# GIVEN INFORMATION
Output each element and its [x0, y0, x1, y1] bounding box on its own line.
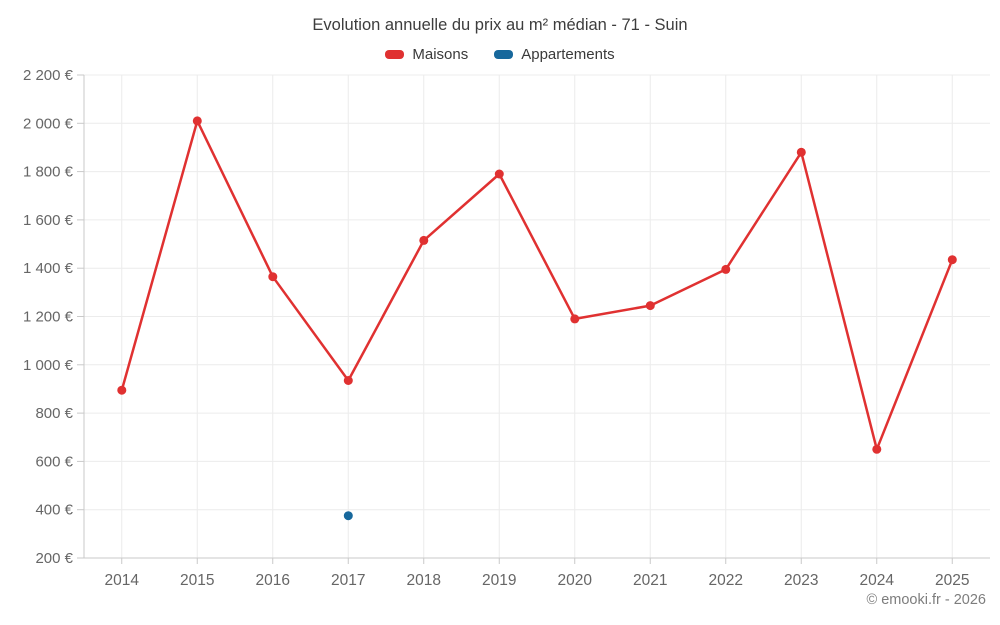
attribution-credit: © emooki.fr - 2026 — [866, 592, 986, 608]
x-axis-label: 2016 — [256, 572, 290, 589]
data-point-maisons-2019[interactable] — [494, 169, 504, 179]
y-axis-label: 1 400 € — [23, 260, 74, 277]
y-axis-label: 2 000 € — [23, 115, 74, 132]
y-axis-label: 2 200 € — [23, 67, 74, 84]
data-point-maisons-2014[interactable] — [117, 385, 127, 395]
x-axis-label: 2020 — [558, 572, 593, 589]
data-point-maisons-2021[interactable] — [645, 301, 655, 311]
series-line-maisons — [120, 119, 954, 451]
chart-legend: Maisons Appartements — [0, 46, 1000, 63]
data-point-maisons-2018[interactable] — [419, 235, 429, 245]
legend-label-appartements: Appartements — [521, 46, 615, 63]
chart-title: Evolution annuelle du prix au m² médian … — [312, 16, 688, 34]
data-point-maisons-2015[interactable] — [192, 116, 202, 126]
data-point-maisons-2017[interactable] — [343, 376, 353, 385]
x-axis-label: 2021 — [633, 572, 667, 589]
x-axis-label: 2014 — [105, 572, 140, 589]
legend-item-appartements[interactable]: Appartements — [494, 46, 615, 63]
x-axis-label: 2025 — [935, 572, 969, 589]
y-axis-label: 1 600 € — [23, 212, 74, 229]
x-axis-label: 2022 — [709, 572, 743, 589]
data-point-maisons-2024[interactable] — [872, 444, 882, 454]
x-axis-label: 2023 — [784, 572, 818, 589]
x-axis-label: 2018 — [407, 572, 441, 589]
x-axis-label: 2017 — [331, 572, 365, 589]
y-axis-label: 1 200 € — [23, 309, 74, 326]
x-axis-label: 2019 — [482, 572, 516, 589]
y-axis-label: 1 000 € — [23, 357, 74, 374]
data-point-appartements-2017[interactable] — [343, 511, 353, 521]
x-axis-label: 2024 — [860, 572, 895, 589]
data-point-maisons-2025[interactable] — [947, 255, 957, 265]
data-point-maisons-2020[interactable] — [570, 314, 580, 324]
y-axis-label: 200 € — [35, 550, 73, 567]
legend-swatch-appartements-icon — [494, 50, 514, 59]
y-axis-label: 400 € — [35, 502, 73, 519]
x-axis-label: 2015 — [180, 572, 214, 589]
legend-label-maisons: Maisons — [412, 46, 469, 63]
data-point-maisons-2022[interactable] — [721, 264, 731, 274]
data-point-maisons-2016[interactable] — [268, 272, 278, 282]
y-axis-label: 1 800 € — [23, 164, 74, 181]
y-axis-label: 800 € — [35, 405, 73, 422]
legend-item-maisons[interactable]: Maisons — [385, 46, 468, 63]
data-point-maisons-2023[interactable] — [796, 147, 806, 157]
y-axis-label: 600 € — [35, 453, 73, 470]
legend-swatch-maisons-icon — [385, 50, 405, 59]
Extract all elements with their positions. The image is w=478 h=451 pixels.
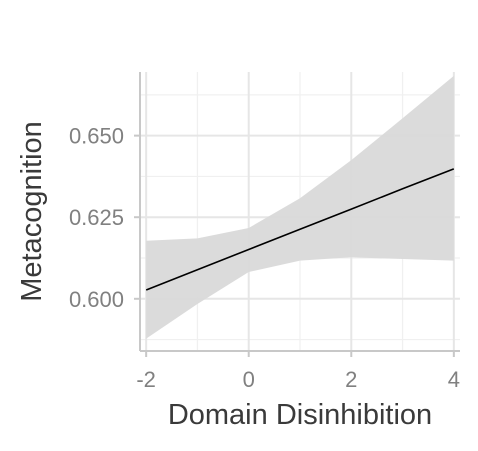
- axes: [139, 72, 460, 352]
- x-tick-label: -2: [136, 367, 156, 392]
- y-tick-label: 0.600: [69, 287, 124, 312]
- y-tick-label: 0.625: [69, 205, 124, 230]
- y-tick-label: 0.650: [69, 124, 124, 149]
- y-axis-title: Metacognition: [16, 121, 48, 302]
- x-tick-label: 2: [345, 367, 357, 392]
- x-axis-title: Domain Disinhibition: [168, 399, 432, 431]
- confidence-ribbon: [146, 75, 454, 339]
- y-ticks: 0.600 0.625 0.650: [69, 124, 140, 312]
- x-tick-label: 0: [243, 367, 255, 392]
- fit-line: [145, 168, 455, 291]
- x-ticks: -2 0 2 4: [136, 351, 460, 392]
- x-tick-label: 4: [448, 367, 460, 392]
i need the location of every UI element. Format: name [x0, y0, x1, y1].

# EXERCISE GOAL
Can you return, unchanged and in their original order, the lines in the records above from the one containing "attribution-credit: © emooki.fr" through the one containing "legend-swatch-appartements-icon — [494, 50, 514, 59]", including both of those lines?

# THE COMPLETED TASK
attribution-credit: © emooki.fr - 2026 — [866, 592, 986, 608]
x-axis-label: 2016 — [256, 572, 290, 589]
data-point-maisons-2019[interactable] — [494, 169, 504, 179]
y-axis-label: 1 400 € — [23, 260, 74, 277]
y-axis-label: 2 000 € — [23, 115, 74, 132]
y-axis-label: 2 200 € — [23, 67, 74, 84]
data-point-maisons-2014[interactable] — [117, 385, 127, 395]
x-axis-label: 2020 — [558, 572, 593, 589]
data-point-maisons-2021[interactable] — [645, 301, 655, 311]
series-line-maisons — [120, 119, 954, 451]
chart-legend: Maisons Appartements — [0, 46, 1000, 63]
data-point-maisons-2018[interactable] — [419, 235, 429, 245]
legend-label-appartements: Appartements — [521, 46, 615, 63]
chart-title: Evolution annuelle du prix au m² médian … — [312, 16, 688, 34]
data-point-maisons-2015[interactable] — [192, 116, 202, 126]
data-point-maisons-2017[interactable] — [343, 376, 353, 385]
x-axis-label: 2021 — [633, 572, 667, 589]
x-axis-label: 2014 — [105, 572, 140, 589]
legend-item-appartements[interactable]: Appartements — [494, 46, 615, 63]
x-axis-label: 2025 — [935, 572, 969, 589]
y-axis-label: 1 600 € — [23, 212, 74, 229]
x-axis-label: 2022 — [709, 572, 743, 589]
data-point-maisons-2024[interactable] — [872, 444, 882, 454]
x-axis-label: 2023 — [784, 572, 818, 589]
x-axis-label: 2018 — [407, 572, 441, 589]
x-axis-label: 2017 — [331, 572, 365, 589]
y-axis-label: 1 200 € — [23, 309, 74, 326]
x-axis-label: 2019 — [482, 572, 516, 589]
y-axis-label: 1 000 € — [23, 357, 74, 374]
data-point-appartements-2017[interactable] — [343, 511, 353, 521]
x-axis-label: 2024 — [860, 572, 895, 589]
data-point-maisons-2025[interactable] — [947, 255, 957, 265]
data-point-maisons-2020[interactable] — [570, 314, 580, 324]
y-axis-label: 200 € — [35, 550, 73, 567]
legend-swatch-appartements-icon — [494, 50, 514, 59]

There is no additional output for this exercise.